====== Records supplied

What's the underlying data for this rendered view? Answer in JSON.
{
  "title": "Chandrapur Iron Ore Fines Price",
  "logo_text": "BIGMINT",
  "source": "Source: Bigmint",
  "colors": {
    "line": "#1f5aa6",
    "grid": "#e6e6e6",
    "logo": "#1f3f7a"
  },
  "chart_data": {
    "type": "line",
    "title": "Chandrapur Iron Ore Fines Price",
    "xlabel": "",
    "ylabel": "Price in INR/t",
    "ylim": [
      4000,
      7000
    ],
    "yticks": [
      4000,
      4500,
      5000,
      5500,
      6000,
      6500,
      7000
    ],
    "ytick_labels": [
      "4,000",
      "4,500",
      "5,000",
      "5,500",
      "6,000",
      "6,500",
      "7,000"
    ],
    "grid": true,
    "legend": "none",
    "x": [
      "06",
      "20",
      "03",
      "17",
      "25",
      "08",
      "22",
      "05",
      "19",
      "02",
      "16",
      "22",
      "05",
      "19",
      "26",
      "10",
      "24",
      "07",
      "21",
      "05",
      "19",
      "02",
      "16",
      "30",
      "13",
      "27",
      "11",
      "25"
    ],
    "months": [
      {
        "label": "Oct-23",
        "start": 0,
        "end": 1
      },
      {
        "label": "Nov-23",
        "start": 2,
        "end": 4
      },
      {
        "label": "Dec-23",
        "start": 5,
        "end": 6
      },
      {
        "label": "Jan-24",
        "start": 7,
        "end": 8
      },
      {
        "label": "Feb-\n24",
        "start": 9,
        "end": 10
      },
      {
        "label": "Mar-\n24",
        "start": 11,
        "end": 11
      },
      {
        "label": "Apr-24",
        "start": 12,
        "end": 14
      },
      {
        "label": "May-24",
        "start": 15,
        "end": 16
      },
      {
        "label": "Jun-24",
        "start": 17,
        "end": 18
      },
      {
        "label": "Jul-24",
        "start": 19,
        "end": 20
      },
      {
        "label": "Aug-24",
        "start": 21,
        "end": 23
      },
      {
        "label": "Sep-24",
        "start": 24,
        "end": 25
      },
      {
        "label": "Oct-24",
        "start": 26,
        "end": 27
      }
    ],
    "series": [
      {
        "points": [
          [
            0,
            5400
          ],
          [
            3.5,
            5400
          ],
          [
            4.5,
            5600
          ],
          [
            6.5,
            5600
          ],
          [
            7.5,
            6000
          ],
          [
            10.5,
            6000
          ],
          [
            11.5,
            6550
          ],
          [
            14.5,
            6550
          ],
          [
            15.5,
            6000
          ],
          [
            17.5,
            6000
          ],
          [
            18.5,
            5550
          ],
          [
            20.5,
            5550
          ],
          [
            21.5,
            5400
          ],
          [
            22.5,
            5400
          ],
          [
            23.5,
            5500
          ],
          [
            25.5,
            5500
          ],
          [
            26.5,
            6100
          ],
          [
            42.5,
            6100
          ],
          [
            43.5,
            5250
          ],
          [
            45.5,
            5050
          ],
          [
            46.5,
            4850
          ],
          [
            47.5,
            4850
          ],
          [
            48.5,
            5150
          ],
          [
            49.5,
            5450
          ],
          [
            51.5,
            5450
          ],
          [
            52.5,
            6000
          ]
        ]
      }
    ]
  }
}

============
====== Records supplied

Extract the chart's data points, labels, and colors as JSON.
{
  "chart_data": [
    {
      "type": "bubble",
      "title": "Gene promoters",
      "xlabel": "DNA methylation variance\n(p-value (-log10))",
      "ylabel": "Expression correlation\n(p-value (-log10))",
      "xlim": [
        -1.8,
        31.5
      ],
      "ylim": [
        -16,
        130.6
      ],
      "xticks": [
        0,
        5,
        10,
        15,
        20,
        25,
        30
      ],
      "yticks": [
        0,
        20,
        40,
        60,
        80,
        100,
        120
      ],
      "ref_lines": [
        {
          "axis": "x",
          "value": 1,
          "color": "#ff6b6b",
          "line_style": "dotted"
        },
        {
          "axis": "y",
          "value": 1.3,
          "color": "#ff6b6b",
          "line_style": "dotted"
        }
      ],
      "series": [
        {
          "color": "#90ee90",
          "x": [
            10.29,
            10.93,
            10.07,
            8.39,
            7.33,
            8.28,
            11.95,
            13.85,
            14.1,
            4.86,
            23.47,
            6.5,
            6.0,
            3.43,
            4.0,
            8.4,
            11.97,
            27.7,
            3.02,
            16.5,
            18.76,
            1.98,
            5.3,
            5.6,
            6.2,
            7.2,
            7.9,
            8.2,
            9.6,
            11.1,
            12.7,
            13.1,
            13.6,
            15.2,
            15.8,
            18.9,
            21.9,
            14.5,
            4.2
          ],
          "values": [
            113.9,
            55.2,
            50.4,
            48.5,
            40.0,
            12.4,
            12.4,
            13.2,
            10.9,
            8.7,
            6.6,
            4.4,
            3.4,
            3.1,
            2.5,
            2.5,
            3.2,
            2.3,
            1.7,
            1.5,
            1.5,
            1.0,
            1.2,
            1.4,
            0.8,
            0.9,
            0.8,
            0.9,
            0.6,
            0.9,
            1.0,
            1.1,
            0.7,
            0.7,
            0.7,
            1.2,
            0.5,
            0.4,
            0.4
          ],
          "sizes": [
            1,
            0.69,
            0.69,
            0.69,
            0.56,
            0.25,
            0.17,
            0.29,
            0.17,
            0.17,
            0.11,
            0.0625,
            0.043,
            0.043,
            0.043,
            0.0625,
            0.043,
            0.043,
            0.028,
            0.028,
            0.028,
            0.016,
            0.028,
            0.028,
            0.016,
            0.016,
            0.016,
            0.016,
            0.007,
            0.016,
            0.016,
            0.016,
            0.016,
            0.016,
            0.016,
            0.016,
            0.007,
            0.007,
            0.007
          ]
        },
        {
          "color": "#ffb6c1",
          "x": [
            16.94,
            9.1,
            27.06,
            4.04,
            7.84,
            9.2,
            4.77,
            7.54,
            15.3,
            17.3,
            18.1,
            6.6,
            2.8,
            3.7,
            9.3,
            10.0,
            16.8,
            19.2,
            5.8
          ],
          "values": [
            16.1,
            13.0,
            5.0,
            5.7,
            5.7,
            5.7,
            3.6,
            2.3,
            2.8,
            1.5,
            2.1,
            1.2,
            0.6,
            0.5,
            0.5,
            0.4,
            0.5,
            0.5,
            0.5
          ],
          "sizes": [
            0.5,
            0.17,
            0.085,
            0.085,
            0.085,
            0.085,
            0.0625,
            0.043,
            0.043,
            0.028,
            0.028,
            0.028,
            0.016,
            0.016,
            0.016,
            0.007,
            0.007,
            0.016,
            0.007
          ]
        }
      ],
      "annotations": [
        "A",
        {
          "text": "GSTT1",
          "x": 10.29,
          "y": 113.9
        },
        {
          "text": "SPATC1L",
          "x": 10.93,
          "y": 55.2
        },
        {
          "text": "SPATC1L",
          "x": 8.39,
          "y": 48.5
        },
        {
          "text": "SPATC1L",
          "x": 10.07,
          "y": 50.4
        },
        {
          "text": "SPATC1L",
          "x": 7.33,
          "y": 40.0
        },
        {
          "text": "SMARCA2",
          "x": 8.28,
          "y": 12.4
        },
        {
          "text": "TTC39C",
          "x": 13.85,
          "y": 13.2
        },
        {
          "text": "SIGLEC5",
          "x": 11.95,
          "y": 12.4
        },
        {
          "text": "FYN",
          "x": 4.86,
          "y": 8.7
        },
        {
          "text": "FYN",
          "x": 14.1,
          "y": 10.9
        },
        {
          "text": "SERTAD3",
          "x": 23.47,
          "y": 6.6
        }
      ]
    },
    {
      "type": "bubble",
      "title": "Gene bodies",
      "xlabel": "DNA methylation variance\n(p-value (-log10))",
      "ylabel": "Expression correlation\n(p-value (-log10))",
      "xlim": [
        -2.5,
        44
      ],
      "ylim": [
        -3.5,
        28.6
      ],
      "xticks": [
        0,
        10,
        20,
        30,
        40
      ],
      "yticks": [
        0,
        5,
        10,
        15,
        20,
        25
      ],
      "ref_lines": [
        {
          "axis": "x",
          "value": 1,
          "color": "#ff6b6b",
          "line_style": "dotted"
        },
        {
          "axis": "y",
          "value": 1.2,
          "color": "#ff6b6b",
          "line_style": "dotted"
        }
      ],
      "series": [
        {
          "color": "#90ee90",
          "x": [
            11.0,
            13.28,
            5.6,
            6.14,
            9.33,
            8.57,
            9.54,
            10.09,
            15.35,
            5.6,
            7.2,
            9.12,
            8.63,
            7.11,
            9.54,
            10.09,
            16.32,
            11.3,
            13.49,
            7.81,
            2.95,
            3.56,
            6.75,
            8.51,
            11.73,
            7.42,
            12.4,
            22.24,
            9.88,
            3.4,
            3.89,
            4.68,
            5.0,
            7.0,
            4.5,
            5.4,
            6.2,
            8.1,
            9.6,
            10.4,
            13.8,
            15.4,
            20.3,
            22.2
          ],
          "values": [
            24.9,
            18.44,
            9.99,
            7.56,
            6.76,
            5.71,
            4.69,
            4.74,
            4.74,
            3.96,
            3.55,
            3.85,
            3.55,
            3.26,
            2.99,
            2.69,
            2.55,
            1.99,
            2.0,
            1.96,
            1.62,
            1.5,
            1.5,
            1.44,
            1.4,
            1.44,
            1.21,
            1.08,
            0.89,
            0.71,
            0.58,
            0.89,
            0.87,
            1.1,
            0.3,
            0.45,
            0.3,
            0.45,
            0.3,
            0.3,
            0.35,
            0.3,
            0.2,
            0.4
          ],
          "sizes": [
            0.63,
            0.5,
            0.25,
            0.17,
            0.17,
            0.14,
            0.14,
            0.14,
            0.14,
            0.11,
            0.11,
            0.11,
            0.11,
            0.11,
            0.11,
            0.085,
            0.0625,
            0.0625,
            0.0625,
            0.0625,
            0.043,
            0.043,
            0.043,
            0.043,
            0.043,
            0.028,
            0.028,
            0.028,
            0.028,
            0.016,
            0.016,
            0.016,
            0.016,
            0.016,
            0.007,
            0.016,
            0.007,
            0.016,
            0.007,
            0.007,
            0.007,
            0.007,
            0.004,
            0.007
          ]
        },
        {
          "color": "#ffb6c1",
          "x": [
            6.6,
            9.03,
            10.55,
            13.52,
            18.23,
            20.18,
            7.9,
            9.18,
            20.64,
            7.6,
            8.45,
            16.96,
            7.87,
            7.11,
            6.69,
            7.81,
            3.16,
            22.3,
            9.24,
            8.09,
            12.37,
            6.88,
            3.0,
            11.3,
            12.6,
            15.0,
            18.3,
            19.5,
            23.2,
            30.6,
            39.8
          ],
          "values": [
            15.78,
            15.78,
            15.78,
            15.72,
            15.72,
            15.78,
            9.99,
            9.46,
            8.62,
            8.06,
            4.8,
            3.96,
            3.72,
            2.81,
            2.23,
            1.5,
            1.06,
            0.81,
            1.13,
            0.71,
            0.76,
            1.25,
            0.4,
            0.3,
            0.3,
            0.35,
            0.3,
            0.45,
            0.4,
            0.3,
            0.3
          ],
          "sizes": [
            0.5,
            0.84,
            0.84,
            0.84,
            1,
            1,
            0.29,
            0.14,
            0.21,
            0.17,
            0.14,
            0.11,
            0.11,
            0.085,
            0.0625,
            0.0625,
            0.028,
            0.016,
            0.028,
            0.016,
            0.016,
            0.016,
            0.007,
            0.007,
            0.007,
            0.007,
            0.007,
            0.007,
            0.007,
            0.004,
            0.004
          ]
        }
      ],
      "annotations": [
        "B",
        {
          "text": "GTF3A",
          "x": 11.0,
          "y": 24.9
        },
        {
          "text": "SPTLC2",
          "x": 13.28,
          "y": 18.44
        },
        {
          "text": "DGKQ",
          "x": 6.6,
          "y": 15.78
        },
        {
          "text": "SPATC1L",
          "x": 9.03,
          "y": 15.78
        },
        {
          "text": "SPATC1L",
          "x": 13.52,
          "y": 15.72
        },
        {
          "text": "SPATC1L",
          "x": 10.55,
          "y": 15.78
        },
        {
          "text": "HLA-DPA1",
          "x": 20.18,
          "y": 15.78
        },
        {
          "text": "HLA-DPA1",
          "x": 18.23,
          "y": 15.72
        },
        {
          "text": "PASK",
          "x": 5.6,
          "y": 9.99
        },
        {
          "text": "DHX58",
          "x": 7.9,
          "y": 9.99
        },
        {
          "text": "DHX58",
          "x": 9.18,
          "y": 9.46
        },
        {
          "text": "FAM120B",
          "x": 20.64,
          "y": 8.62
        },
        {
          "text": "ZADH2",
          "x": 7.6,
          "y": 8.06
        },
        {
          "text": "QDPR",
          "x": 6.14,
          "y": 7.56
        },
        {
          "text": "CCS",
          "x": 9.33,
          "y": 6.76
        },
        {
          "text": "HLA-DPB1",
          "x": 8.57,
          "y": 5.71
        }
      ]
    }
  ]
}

============

Problem statement:
Copy each line of the records that contains the word "Chandrapur".

Answer for the task:
  "title": "Chandrapur Iron Ore Fines Price",
    "title": "Chandrapur Iron Ore Fines Price",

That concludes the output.